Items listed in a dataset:

#####

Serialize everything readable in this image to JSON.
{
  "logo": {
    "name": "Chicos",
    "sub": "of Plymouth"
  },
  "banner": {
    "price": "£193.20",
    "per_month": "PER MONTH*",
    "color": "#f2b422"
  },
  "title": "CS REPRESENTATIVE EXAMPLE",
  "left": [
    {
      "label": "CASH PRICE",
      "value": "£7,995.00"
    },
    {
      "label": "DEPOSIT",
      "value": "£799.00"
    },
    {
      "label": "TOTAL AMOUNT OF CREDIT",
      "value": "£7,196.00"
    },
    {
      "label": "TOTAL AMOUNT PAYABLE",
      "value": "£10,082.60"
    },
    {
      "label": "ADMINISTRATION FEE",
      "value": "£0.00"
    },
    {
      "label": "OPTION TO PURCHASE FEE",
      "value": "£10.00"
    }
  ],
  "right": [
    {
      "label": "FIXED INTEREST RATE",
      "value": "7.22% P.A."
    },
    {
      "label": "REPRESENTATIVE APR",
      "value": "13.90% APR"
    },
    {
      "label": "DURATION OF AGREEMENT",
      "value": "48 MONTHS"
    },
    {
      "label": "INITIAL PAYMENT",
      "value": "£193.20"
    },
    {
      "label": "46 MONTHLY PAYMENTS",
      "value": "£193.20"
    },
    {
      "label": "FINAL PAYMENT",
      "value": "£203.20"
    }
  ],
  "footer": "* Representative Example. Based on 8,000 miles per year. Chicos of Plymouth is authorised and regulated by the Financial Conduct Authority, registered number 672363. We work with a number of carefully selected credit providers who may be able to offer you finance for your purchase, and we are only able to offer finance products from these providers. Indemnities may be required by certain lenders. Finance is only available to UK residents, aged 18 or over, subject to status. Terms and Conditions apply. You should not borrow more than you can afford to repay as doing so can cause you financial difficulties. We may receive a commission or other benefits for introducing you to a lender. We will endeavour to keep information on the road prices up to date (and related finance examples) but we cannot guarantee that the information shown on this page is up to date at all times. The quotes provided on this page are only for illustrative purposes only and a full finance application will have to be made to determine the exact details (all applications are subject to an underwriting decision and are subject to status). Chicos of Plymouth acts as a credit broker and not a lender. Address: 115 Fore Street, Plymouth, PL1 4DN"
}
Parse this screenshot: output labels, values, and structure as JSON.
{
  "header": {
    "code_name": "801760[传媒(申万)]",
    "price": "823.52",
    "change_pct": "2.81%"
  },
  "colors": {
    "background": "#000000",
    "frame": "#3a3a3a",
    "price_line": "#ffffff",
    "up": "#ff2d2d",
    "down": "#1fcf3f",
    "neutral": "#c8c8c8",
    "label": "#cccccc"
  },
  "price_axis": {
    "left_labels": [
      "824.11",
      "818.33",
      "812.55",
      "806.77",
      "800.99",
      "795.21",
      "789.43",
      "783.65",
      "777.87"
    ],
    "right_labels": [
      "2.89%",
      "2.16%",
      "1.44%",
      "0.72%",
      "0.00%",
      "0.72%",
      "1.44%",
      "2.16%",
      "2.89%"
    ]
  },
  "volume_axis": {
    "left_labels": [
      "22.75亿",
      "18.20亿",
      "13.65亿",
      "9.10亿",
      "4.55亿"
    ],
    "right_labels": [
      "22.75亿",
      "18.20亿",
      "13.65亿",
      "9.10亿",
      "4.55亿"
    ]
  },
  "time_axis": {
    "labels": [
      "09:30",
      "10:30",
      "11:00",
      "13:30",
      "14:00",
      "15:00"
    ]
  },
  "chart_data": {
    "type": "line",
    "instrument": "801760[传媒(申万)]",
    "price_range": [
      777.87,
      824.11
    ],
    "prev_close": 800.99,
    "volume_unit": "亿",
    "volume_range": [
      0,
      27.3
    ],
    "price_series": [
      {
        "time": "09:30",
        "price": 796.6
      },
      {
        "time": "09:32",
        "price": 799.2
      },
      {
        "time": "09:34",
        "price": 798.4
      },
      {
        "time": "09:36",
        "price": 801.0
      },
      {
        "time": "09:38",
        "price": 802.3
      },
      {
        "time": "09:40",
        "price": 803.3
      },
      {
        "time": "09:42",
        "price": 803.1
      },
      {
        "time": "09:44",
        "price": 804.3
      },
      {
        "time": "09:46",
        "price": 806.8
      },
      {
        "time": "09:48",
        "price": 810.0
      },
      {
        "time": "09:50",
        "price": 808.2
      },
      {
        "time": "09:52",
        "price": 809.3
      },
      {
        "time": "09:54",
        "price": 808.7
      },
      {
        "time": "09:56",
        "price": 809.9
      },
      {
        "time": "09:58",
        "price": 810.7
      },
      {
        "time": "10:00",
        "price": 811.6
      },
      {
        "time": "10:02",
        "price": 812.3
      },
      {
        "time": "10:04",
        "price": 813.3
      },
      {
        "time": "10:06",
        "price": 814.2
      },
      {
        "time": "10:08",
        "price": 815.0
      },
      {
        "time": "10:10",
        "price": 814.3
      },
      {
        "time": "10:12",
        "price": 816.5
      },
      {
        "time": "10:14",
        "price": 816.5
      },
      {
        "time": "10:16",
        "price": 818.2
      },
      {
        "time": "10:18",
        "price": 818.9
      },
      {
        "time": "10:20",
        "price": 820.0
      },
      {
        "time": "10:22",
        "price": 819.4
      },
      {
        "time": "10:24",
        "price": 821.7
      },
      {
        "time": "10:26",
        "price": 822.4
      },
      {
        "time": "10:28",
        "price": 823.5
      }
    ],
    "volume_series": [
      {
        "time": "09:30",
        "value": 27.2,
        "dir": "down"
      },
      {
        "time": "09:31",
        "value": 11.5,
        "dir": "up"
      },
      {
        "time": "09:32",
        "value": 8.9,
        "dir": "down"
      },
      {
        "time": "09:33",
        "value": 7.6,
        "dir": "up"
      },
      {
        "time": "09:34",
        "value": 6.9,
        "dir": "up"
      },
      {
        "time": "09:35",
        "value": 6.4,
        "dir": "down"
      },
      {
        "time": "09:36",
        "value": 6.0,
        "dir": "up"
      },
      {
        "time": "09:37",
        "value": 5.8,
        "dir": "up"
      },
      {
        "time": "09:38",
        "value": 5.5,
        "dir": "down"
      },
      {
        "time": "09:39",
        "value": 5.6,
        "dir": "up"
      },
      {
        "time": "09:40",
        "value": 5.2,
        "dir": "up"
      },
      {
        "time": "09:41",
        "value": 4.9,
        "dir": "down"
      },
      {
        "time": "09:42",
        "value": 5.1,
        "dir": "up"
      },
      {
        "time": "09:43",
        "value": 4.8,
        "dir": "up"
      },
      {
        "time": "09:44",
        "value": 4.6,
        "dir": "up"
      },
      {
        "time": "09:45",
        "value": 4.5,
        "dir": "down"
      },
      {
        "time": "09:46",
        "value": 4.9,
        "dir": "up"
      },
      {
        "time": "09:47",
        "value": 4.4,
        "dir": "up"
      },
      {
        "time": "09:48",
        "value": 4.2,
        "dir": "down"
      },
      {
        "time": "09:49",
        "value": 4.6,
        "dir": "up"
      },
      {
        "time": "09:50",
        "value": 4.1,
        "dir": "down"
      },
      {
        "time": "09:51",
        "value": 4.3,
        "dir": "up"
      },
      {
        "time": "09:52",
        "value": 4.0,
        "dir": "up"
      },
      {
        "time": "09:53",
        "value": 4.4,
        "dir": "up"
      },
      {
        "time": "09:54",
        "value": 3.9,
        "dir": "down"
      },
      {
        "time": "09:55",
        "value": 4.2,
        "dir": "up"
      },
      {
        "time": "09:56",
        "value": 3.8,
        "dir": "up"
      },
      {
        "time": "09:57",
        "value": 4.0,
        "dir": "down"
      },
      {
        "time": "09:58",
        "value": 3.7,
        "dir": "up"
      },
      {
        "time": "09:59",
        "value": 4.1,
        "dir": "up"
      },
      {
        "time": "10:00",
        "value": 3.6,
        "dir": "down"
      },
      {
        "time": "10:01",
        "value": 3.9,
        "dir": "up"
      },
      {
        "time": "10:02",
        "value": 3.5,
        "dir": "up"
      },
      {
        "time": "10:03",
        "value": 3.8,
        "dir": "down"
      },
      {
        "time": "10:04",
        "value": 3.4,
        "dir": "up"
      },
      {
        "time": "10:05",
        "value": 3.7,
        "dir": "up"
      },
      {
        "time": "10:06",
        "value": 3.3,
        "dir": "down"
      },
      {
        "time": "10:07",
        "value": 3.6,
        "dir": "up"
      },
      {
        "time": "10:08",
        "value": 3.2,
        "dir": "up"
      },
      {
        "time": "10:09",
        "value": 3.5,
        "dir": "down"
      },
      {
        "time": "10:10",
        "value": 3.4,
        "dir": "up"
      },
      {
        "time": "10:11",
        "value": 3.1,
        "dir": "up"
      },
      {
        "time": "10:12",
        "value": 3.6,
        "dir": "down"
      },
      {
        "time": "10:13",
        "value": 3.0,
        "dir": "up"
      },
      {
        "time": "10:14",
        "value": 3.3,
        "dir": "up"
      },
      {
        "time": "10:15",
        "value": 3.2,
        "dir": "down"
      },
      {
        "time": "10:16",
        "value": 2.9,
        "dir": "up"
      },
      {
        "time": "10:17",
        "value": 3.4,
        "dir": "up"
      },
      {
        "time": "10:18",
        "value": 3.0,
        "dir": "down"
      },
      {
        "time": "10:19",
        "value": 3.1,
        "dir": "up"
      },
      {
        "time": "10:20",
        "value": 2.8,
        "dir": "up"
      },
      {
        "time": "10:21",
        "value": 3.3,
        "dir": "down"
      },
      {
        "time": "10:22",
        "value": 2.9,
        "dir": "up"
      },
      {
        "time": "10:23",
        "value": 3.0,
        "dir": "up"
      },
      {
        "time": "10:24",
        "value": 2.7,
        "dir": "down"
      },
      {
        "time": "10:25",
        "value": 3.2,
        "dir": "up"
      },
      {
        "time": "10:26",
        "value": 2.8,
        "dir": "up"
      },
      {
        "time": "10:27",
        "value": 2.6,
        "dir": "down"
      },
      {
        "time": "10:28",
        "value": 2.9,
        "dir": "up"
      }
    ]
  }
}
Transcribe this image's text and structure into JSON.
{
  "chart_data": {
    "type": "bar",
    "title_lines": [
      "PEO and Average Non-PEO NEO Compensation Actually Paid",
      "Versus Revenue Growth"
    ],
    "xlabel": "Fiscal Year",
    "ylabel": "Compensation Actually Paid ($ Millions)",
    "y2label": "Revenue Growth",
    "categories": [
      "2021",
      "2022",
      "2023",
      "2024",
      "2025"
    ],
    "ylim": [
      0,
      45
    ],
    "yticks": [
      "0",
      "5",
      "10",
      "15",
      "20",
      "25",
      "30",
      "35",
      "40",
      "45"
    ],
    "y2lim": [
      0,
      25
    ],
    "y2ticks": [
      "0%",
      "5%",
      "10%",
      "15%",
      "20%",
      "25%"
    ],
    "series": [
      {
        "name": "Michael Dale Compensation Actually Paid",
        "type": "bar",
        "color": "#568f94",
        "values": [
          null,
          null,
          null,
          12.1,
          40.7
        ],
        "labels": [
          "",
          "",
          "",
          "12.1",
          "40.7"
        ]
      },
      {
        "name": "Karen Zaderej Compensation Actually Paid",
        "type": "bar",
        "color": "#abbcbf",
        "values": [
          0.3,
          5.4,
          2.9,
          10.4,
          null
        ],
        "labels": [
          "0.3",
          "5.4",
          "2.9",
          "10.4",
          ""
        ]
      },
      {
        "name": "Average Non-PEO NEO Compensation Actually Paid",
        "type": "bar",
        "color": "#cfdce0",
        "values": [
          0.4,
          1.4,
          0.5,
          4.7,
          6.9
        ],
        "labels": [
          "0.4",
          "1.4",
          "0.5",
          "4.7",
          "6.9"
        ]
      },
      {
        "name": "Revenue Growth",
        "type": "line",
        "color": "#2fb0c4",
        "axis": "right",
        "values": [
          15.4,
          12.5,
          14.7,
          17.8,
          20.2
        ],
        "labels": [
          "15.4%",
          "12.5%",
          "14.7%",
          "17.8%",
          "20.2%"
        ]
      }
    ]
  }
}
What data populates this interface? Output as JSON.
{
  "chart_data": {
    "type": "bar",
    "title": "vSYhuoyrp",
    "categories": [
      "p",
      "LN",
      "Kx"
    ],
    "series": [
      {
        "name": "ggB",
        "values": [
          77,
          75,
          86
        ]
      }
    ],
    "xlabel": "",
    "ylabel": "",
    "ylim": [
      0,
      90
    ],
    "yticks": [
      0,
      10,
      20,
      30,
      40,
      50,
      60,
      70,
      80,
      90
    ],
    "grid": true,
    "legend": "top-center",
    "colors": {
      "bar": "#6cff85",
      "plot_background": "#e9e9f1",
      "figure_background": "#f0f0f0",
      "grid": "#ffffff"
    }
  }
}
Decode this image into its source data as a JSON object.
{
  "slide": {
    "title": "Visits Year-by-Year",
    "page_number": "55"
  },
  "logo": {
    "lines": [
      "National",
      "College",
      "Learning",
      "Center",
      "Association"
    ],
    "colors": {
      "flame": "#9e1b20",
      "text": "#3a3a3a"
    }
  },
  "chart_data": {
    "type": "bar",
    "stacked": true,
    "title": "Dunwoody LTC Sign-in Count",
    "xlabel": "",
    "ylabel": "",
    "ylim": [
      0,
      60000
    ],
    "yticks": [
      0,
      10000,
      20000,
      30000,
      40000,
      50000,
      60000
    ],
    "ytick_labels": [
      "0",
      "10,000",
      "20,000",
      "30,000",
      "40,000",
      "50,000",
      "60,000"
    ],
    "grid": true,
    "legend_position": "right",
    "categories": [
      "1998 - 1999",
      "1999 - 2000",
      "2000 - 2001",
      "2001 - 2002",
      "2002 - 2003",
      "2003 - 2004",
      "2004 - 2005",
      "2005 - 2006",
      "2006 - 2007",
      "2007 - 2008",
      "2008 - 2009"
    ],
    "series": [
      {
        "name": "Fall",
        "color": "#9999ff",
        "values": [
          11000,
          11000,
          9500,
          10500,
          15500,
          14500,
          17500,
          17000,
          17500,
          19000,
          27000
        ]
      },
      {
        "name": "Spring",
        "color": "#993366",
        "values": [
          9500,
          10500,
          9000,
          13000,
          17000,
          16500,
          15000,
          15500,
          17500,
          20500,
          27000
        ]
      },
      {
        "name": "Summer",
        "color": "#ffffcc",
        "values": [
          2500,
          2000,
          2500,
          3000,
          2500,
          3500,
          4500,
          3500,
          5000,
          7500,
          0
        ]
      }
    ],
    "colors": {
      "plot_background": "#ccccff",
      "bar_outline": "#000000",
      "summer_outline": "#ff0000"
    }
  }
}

#####

WHAT IS BEING ASKED: Exactly reproduce the lines from the one containing "Decode this image" through the end of the records, and only those lines.

TASK RESPONSE:
Decode this image into its source data as a JSON object.
{
  "slide": {
    "title": "Visits Year-by-Year",
    "page_number": "55"
  },
  "logo": {
    "lines": [
      "National",
      "College",
      "Learning",
      "Center",
      "Association"
    ],
    "colors": {
      "flame": "#9e1b20",
      "text": "#3a3a3a"
    }
  },
  "chart_data": {
    "type": "bar",
    "stacked": true,
    "title": "Dunwoody LTC Sign-in Count",
    "xlabel": "",
    "ylabel": "",
    "ylim": [
      0,
      60000
    ],
    "yticks": [
      0,
      10000,
      20000,
      30000,
      40000,
      50000,
      60000
    ],
    "ytick_labels": [
      "0",
      "10,000",
      "20,000",
      "30,000",
      "40,000",
      "50,000",
      "60,000"
    ],
    "grid": true,
    "legend_position": "right",
    "categories": [
      "1998 - 1999",
      "1999 - 2000",
      "2000 - 2001",
      "2001 - 2002",
      "2002 - 2003",
      "2003 - 2004",
      "2004 - 2005",
      "2005 - 2006",
      "2006 - 2007",
      "2007 - 2008",
      "2008 - 2009"
    ],
    "series": [
      {
        "name": "Fall",
        "color": "#9999ff",
        "values": [
          11000,
          11000,
          9500,
          10500,
          15500,
          14500,
          17500,
          17000,
          17500,
          19000,
          27000
        ]
      },
      {
        "name": "Spring",
        "color": "#993366",
        "values": [
          9500,
          10500,
          9000,
          13000,
          17000,
          16500,
          15000,
          15500,
          17500,
          20500,
          27000
        ]
      },
      {
        "name": "Summer",
        "color": "#ffffcc",
        "values": [
          2500,
          2000,
          2500,
          3000,
          2500,
          3500,
          4500,
          3500,
          5000,
          7500,
          0
        ]
      }
    ],
    "colors": {
      "plot_background": "#ccccff",
      "bar_outline": "#000000",
      "summer_outline": "#ff0000"
    }
  }
}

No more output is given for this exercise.